QUOTED TEXT:
>>>

Cory Booker dances with students at a school event during his time as mayor of Newark. (Paul Zimmerman/WireImage/Getty Images)

Get the latest updates on Sen. Booker’s presidential push, as well as our complete EDlection 2020 coverage of education on the campaign trail, by signing up for The 74 Newsletter

Ever since The 74 launched in 2015, we’ve been keeping a close eye on the education reforms in Newark, New Jersey. From innovative schools to enrollment systems, student scores, and the district’s return to local control, we’ve covered Newark’s education system more than that of just about any other city.

With Sen. Cory Booker now officially running for president, we’re dusting off some of our key Newark articles and essays from the archive, to provide details and context surrounding Mayor Booker’s education legacy. Also now live on the site, an exclusive interview with the senator conducted in 2018 in which he went deeper than ever before on his education philosophy, his views on teacher quality, and why he thinks many people have misconceptions surrounding the long-term success of his school reform efforts. You can read that full interview here.

<<<

Region annotation records:

>>>

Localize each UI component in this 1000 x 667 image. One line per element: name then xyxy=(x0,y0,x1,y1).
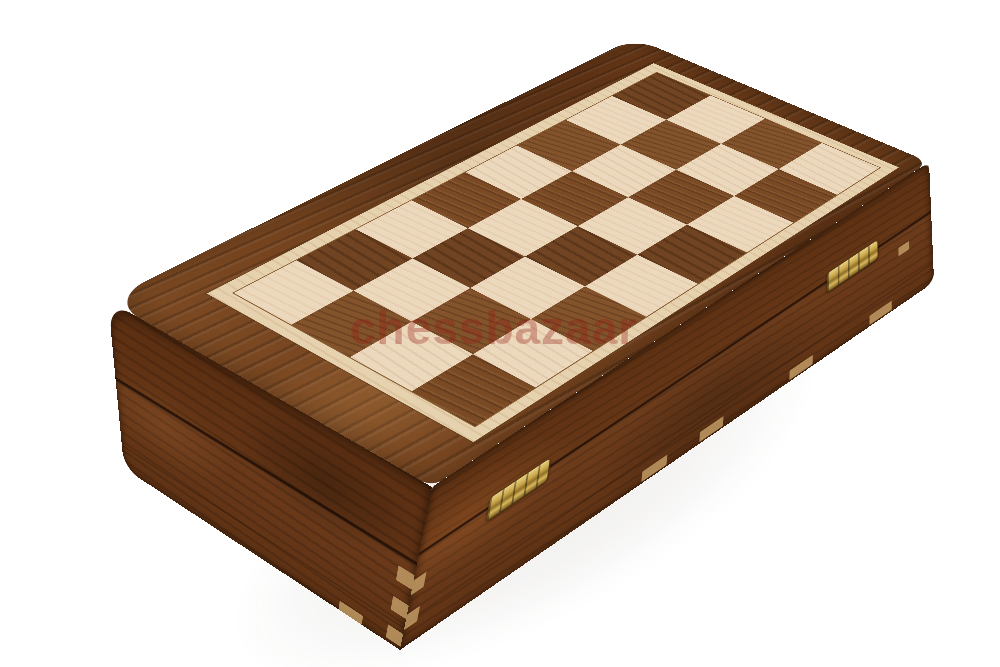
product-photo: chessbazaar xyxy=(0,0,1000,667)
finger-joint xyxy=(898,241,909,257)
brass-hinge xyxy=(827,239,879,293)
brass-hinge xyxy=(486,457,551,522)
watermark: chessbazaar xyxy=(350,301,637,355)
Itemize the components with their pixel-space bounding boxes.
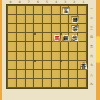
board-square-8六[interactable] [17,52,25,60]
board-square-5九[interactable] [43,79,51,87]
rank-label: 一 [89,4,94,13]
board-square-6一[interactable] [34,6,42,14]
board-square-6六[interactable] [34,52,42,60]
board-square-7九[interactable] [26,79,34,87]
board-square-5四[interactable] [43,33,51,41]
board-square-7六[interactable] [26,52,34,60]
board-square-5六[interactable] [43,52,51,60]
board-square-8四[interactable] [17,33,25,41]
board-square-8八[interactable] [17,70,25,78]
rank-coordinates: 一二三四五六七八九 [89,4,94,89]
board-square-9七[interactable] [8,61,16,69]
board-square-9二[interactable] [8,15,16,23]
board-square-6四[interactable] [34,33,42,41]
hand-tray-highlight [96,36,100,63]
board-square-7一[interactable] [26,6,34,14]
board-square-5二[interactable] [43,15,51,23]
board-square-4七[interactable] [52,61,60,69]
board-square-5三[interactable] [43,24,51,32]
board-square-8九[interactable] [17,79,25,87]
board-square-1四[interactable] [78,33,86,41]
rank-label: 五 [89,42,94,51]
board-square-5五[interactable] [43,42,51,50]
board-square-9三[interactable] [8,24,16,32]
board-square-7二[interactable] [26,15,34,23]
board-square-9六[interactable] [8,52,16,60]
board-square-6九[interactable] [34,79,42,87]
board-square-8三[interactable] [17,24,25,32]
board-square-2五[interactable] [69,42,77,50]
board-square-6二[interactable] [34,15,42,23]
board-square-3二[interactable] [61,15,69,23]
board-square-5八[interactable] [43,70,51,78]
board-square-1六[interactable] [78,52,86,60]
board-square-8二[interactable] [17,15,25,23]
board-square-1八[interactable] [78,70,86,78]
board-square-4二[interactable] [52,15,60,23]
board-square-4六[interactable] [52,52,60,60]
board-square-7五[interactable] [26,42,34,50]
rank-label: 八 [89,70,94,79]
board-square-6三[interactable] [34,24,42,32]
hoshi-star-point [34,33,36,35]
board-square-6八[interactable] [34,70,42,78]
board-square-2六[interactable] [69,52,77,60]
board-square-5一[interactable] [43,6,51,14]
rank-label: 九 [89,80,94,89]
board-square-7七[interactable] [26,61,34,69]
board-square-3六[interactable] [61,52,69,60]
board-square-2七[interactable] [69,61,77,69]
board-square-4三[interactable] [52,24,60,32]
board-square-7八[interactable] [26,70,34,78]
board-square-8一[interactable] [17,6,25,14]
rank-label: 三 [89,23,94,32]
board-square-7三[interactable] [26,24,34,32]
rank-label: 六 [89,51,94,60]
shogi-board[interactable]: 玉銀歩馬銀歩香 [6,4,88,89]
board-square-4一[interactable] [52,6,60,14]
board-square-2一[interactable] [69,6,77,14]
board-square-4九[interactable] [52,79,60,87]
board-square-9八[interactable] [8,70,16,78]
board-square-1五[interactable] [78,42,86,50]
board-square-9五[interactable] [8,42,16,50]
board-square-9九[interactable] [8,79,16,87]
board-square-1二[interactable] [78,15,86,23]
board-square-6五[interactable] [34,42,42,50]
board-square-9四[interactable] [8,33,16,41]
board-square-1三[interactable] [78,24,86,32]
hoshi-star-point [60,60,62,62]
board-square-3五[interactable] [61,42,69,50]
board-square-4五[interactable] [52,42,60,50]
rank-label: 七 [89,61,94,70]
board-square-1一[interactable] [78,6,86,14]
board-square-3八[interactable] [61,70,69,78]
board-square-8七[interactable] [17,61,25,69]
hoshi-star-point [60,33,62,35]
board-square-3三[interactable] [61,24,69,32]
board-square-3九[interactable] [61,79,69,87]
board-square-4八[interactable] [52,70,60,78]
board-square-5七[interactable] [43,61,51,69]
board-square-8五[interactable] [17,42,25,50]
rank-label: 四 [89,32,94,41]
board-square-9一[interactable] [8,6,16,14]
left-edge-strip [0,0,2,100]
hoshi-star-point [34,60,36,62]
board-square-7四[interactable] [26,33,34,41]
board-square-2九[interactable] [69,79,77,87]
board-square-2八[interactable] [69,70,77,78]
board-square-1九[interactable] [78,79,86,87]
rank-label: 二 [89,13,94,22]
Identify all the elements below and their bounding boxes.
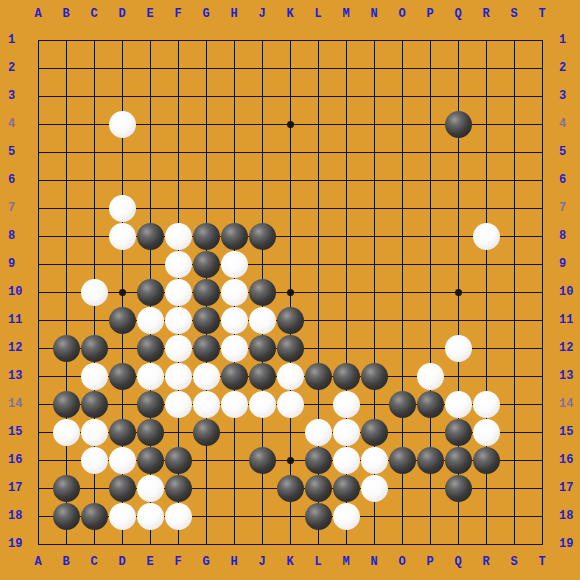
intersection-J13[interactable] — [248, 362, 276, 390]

<<<

ACTIONS TO TAKE:
1. Write out everything in the Booker passage from "Get the latest" down to "any other city.".
2. Give again, without the pictures, everything in the records from their start down to the line containing "Itemize the components".
The passage on Cory Booker's education legacy has no connection to the records.

LIST OF SOLUTIONS:
1.
Get the latest updates on Sen. Booker’s presidential push, as well as our complete EDlection 2020 coverage of education on the campaign trail, by signing up for The 74 Newsletter

Ever since The 74 launched in 2015, we’ve been keeping a close eye on the education reforms in Newark, New Jersey. From innovative schools to enrollment systems, student scores, and the district’s return to local control, we’ve covered Newark’s education system more than that of just about any other city.

2.
Localize each UI component in this 1000 x 667 image. One line per element: name then xyxy=(x0,y0,x1,y1).
product-photo: chessbazaar xyxy=(0,0,1000,667)
finger-joint xyxy=(898,241,909,257)
brass-hinge xyxy=(827,239,879,293)
brass-hinge xyxy=(486,457,551,522)
watermark: chessbazaar xyxy=(350,301,637,355)
Itemize the components with their pixel-space bounding boxes.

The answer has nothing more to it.